Chart and figure data
******************************
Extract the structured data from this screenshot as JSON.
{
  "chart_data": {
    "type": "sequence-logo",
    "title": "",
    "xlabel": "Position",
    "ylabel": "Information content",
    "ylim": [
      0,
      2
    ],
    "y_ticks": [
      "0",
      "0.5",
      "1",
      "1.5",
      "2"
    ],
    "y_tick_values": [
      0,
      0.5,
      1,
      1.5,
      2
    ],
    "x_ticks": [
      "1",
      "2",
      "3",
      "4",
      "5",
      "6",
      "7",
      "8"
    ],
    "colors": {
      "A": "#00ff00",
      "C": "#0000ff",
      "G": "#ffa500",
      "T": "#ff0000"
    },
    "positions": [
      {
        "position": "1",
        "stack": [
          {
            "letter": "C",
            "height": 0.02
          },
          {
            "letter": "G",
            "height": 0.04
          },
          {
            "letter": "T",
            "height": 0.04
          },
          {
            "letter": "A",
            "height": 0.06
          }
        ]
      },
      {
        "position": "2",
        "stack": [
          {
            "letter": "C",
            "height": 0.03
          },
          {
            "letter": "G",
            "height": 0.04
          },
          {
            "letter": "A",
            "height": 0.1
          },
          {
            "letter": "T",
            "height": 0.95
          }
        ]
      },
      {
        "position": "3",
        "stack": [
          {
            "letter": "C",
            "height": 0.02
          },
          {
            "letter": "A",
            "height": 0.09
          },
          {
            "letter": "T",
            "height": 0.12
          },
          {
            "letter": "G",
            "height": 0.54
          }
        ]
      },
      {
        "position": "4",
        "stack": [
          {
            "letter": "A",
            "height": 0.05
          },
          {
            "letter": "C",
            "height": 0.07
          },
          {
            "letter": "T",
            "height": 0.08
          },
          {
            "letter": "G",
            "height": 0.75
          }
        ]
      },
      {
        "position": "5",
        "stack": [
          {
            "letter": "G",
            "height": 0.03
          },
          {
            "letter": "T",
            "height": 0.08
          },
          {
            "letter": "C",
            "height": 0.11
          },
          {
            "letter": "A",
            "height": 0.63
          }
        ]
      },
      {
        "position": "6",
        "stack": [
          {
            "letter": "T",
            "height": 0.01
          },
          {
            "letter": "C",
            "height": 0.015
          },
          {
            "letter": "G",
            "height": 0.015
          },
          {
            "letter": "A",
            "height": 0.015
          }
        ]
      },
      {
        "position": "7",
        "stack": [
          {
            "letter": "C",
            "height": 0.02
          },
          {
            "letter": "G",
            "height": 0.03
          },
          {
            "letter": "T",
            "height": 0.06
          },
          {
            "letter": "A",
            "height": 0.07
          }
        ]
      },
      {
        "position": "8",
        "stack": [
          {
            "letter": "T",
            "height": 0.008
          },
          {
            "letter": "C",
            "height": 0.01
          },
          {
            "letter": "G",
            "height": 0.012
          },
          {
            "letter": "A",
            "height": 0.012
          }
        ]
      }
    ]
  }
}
******************************
* **WHAT THE TASK REQUIRES**
Repeat every entry word for word.

* **ANSWER TO THIS TASK**
Extract the structured data from this screenshot as JSON.
{
  "chart_data": {
    "type": "sequence-logo",
    "title": "",
    "xlabel": "Position",
    "ylabel": "Information content",
    "ylim": [
      0,
      2
    ],
    "y_ticks": [
      "0",
      "0.5",
      "1",
      "1.5",
      "2"
    ],
    "y_tick_values": [
      0,
      0.5,
      1,
      1.5,
      2
    ],
    "x_ticks": [
      "1",
      "2",
      "3",
      "4",
      "5",
      "6",
      "7",
      "8"
    ],
    "colors": {
      "A": "#00ff00",
      "C": "#0000ff",
      "G": "#ffa500",
      "T": "#ff0000"
    },
    "positions": [
      {
        "position": "1",
        "stack": [
          {
            "letter": "C",
            "height": 0.02
          },
          {
            "letter": "G",
            "height": 0.04
          },
          {
            "letter": "T",
            "height": 0.04
          },
          {
            "letter": "A",
            "height": 0.06
          }
        ]
      },
      {
        "position": "2",
        "stack": [
          {
            "letter": "C",
            "height": 0.03
          },
          {
            "letter": "G",
            "height": 0.04
          },
          {
            "letter": "A",
            "height": 0.1
          },
          {
            "letter": "T",
            "height": 0.95
          }
        ]
      },
      {
        "position": "3",
        "stack": [
          {
            "letter": "C",
            "height": 0.02
          },
          {
            "letter": "A",
            "height": 0.09
          },
          {
            "letter": "T",
            "height": 0.12
          },
          {
            "letter": "G",
            "height": 0.54
          }
        ]
      },
      {
        "position": "4",
        "stack": [
          {
            "letter": "A",
            "height": 0.05
          },
          {
            "letter": "C",
            "height": 0.07
          },
          {
            "letter": "T",
            "height": 0.08
          },
          {
            "letter": "G",
            "height": 0.75
          }
        ]
      },
      {
        "position": "5",
        "stack": [
          {
            "letter": "G",
            "height": 0.03
          },
          {
            "letter": "T",
            "height": 0.08
          },
          {
            "letter": "C",
            "height": 0.11
          },
          {
            "letter": "A",
            "height": 0.63
          }
        ]
      },
      {
        "position": "6",
        "stack": [
          {
            "letter": "T",
            "height": 0.01
          },
          {
            "letter": "C",
            "height": 0.015
          },
          {
            "letter": "G",
            "height": 0.015
          },
          {
            "letter": "A",
            "height": 0.015
          }
        ]
      },
      {
        "position": "7",
        "stack": [
          {
            "letter": "C",
            "height": 0.02
          },
          {
            "letter": "G",
            "height": 0.03
          },
          {
            "letter": "T",
            "height": 0.06
          },
          {
            "letter": "A",
            "height": 0.07
          }
        ]
      },
      {
        "position": "8",
        "stack": [
          {
            "letter": "T",
            "height": 0.008
          },
          {
            "letter": "C",
            "height": 0.01
          },
          {
            "letter": "G",
            "height": 0.012
          },
          {
            "letter": "A",
            "height": 0.012
          }
        ]
      }
    ]
  }
}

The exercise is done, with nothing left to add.